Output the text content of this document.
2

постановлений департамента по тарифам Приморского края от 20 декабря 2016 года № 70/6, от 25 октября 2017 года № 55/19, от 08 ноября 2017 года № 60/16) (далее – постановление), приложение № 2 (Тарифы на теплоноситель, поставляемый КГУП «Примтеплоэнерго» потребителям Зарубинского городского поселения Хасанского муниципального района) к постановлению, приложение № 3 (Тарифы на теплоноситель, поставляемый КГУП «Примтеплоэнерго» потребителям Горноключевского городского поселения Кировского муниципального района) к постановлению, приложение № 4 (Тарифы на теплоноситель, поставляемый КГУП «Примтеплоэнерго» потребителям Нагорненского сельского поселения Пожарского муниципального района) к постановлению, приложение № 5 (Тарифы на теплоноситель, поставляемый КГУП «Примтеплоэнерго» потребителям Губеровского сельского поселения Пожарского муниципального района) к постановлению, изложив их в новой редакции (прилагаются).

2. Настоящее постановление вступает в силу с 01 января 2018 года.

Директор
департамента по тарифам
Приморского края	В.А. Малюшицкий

==

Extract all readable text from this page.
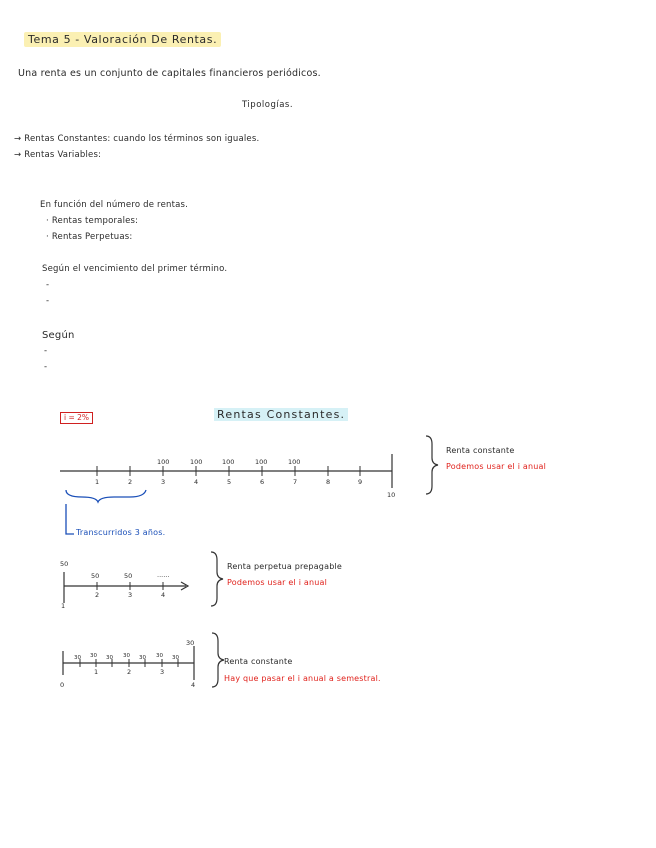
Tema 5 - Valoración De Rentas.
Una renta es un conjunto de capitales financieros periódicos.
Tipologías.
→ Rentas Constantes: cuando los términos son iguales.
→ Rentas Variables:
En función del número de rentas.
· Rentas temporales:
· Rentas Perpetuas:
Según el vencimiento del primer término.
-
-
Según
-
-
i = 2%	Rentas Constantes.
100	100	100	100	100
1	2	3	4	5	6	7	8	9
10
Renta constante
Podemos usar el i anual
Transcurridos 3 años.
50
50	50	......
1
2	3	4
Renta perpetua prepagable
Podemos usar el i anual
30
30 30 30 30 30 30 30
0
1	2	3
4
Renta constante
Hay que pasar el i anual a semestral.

### Exercise
Which lines hold the string "text"? Copy all of them from the data above.

### Output for this exercise
Output the text content of this document.
Extract all readable text from this page.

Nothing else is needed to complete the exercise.